__WHAT THIS TASK INVOLVES__
Show each line of the data below that has the string "bold" in it.
========================================
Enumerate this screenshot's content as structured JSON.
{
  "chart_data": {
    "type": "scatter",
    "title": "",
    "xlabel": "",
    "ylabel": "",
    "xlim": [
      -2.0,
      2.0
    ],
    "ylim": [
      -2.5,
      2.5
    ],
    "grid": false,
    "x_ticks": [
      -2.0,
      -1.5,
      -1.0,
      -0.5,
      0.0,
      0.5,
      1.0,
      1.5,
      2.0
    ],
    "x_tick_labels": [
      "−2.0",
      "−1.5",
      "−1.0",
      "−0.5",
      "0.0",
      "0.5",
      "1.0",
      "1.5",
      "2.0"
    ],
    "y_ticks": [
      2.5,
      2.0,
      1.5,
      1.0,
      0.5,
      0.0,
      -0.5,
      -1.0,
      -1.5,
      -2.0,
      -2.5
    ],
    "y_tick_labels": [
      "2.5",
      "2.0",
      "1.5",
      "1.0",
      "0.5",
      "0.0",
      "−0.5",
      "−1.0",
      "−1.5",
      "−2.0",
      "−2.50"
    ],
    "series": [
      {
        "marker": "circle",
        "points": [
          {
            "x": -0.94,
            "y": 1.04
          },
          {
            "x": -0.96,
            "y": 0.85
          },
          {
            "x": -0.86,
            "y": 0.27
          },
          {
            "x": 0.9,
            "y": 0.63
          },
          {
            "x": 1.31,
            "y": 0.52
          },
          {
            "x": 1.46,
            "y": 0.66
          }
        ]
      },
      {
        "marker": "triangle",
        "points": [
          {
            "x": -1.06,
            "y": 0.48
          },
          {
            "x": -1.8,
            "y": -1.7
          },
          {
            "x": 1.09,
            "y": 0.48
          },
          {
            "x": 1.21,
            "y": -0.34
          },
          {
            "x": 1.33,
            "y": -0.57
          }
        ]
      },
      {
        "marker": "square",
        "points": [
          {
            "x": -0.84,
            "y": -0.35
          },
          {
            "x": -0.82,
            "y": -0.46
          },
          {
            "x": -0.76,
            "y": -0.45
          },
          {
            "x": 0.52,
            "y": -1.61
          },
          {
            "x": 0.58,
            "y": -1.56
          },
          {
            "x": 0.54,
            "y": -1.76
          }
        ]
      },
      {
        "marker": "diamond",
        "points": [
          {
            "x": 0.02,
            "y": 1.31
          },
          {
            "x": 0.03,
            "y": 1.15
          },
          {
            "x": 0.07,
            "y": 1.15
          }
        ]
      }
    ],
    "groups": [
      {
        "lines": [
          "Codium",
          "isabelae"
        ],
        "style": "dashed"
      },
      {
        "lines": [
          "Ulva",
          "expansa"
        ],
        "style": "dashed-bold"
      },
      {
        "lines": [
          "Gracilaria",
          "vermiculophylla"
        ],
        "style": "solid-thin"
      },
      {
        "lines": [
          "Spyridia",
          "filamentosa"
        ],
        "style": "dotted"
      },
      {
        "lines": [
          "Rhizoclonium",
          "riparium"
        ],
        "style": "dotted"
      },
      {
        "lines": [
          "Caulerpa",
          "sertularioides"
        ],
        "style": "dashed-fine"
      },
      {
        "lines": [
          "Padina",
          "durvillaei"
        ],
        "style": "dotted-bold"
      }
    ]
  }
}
========================================
__RESULT OF THE EXERCISE__
        "style": "dashed-bold"
        "style": "dotted-bold"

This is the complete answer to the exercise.